━━━ Source records ━━━

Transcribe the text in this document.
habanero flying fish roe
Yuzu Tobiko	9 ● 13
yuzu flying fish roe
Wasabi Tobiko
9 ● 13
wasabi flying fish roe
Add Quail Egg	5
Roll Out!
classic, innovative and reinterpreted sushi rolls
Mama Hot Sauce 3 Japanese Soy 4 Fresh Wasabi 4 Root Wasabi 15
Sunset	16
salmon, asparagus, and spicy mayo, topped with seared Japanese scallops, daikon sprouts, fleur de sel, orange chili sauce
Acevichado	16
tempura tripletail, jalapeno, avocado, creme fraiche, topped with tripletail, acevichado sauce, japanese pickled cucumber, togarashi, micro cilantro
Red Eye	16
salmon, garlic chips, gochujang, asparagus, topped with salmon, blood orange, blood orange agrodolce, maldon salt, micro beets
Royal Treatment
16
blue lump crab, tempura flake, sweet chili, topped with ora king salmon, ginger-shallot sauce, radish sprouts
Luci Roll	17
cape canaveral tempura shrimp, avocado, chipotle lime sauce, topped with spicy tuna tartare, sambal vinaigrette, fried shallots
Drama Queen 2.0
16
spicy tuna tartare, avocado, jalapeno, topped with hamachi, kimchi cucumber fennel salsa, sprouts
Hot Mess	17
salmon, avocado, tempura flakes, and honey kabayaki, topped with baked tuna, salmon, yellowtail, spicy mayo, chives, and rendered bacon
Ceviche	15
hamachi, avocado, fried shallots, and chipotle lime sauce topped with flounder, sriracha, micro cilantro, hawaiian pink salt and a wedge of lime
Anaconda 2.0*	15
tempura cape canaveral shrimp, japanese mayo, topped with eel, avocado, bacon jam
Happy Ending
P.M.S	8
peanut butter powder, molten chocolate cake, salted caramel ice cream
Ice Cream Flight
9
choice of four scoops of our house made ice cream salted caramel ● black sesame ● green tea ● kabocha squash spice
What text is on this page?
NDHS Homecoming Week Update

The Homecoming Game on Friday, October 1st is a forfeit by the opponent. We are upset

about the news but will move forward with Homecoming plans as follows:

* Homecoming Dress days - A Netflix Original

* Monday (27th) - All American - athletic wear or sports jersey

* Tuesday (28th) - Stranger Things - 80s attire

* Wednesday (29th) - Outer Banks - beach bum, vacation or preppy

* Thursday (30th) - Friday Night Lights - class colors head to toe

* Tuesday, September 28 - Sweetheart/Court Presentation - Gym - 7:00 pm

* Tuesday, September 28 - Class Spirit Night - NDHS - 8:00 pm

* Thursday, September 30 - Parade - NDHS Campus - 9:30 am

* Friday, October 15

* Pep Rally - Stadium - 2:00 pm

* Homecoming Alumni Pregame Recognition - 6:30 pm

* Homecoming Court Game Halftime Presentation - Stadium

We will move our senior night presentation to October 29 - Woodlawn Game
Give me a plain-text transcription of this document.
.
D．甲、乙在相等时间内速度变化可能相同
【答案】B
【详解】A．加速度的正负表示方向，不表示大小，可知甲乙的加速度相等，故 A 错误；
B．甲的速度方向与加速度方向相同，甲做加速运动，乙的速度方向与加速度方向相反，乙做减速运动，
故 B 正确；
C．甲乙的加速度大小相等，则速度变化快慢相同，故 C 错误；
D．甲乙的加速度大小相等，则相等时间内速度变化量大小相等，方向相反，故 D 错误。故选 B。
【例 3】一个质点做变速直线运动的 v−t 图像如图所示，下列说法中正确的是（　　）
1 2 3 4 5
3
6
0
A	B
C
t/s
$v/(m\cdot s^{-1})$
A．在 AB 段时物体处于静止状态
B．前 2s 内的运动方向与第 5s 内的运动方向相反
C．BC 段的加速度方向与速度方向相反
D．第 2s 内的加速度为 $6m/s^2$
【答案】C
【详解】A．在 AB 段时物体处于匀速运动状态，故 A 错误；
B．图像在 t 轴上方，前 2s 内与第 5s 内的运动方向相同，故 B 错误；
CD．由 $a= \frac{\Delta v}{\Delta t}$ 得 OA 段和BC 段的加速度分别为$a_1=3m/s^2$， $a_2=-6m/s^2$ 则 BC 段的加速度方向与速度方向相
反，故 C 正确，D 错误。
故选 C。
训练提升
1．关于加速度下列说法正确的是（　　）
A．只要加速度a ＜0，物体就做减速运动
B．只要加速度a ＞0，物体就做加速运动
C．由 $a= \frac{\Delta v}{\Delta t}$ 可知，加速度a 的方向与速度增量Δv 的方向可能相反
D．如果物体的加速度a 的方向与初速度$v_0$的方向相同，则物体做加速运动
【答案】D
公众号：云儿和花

━━━

## What is being asked
Write out the data again, exactly and in full.

## Task answer
Transcribe the text in this document.
habanero flying fish roe
Yuzu Tobiko	9 ● 13
yuzu flying fish roe
Wasabi Tobiko
9 ● 13
wasabi flying fish roe
Add Quail Egg	5
Roll Out!
classic, innovative and reinterpreted sushi rolls
Mama Hot Sauce 3 Japanese Soy 4 Fresh Wasabi 4 Root Wasabi 15
Sunset	16
salmon, asparagus, and spicy mayo, topped with seared Japanese scallops, daikon sprouts, fleur de sel, orange chili sauce
Acevichado	16
tempura tripletail, jalapeno, avocado, creme fraiche, topped with tripletail, acevichado sauce, japanese pickled cucumber, togarashi, micro cilantro
Red Eye	16
salmon, garlic chips, gochujang, asparagus, topped with salmon, blood orange, blood orange agrodolce, maldon salt, micro beets
Royal Treatment
16
blue lump crab, tempura flake, sweet chili, topped with ora king salmon, ginger-shallot sauce, radish sprouts
Luci Roll	17
cape canaveral tempura shrimp, avocado, chipotle lime sauce, topped with spicy tuna tartare, sambal vinaigrette, fried shallots
Drama Queen 2.0
16
spicy tuna tartare, avocado, jalapeno, topped with hamachi, kimchi cucumber fennel salsa, sprouts
Hot Mess	17
salmon, avocado, tempura flakes, and honey kabayaki, topped with baked tuna, salmon, yellowtail, spicy mayo, chives, and rendered bacon
Ceviche	15
hamachi, avocado, fried shallots, and chipotle lime sauce topped with flounder, sriracha, micro cilantro, hawaiian pink salt and a wedge of lime
Anaconda 2.0*	15
tempura cape canaveral shrimp, japanese mayo, topped with eel, avocado, bacon jam
Happy Ending
P.M.S	8
peanut butter powder, molten chocolate cake, salted caramel ice cream
Ice Cream Flight
9
choice of four scoops of our house made ice cream salted caramel ● black sesame ● green tea ● kabocha squash spice
What text is on this page?
NDHS Homecoming Week Update

The Homecoming Game on Friday, October 1st is a forfeit by the opponent. We are upset

about the news but will move forward with Homecoming plans as follows:

* Homecoming Dress days - A Netflix Original

* Monday (27th) - All American - athletic wear or sports jersey

* Tuesday (28th) - Stranger Things - 80s attire

* Wednesday (29th) - Outer Banks - beach bum, vacation or preppy

* Thursday (30th) - Friday Night Lights - class colors head to toe

* Tuesday, September 28 - Sweetheart/Court Presentation - Gym - 7:00 pm

* Tuesday, September 28 - Class Spirit Night - NDHS - 8:00 pm

* Thursday, September 30 - Parade - NDHS Campus - 9:30 am

* Friday, October 15

* Pep Rally - Stadium - 2:00 pm

* Homecoming Alumni Pregame Recognition - 6:30 pm

* Homecoming Court Game Halftime Presentation - Stadium

We will move our senior night presentation to October 29 - Woodlawn Game
Give me a plain-text transcription of this document.
.
D．甲、乙在相等时间内速度变化可能相同
【答案】B
【详解】A．加速度的正负表示方向，不表示大小，可知甲乙的加速度相等，故 A 错误；
B．甲的速度方向与加速度方向相同，甲做加速运动，乙的速度方向与加速度方向相反，乙做减速运动，
故 B 正确；
C．甲乙的加速度大小相等，则速度变化快慢相同，故 C 错误；
D．甲乙的加速度大小相等，则相等时间内速度变化量大小相等，方向相反，故 D 错误。故选 B。
【例 3】一个质点做变速直线运动的 v−t 图像如图所示，下列说法中正确的是（　　）
1 2 3 4 5
3
6
0
A	B
C
t/s
$v/(m\cdot s^{-1})$
A．在 AB 段时物体处于静止状态
B．前 2s 内的运动方向与第 5s 内的运动方向相反
C．BC 段的加速度方向与速度方向相反
D．第 2s 内的加速度为 $6m/s^2$
【答案】C
【详解】A．在 AB 段时物体处于匀速运动状态，故 A 错误；
B．图像在 t 轴上方，前 2s 内与第 5s 内的运动方向相同，故 B 错误；
CD．由 $a= \frac{\Delta v}{\Delta t}$ 得 OA 段和BC 段的加速度分别为$a_1=3m/s^2$， $a_2=-6m/s^2$ 则 BC 段的加速度方向与速度方向相
反，故 C 正确，D 错误。
故选 C。
训练提升
1．关于加速度下列说法正确的是（　　）
A．只要加速度a ＜0，物体就做减速运动
B．只要加速度a ＞0，物体就做加速运动
C．由 $a= \frac{\Delta v}{\Delta t}$ 可知，加速度a 的方向与速度增量Δv 的方向可能相反
D．如果物体的加速度a 的方向与初速度$v_0$的方向相同，则物体做加速运动
【答案】D
公众号：云儿和花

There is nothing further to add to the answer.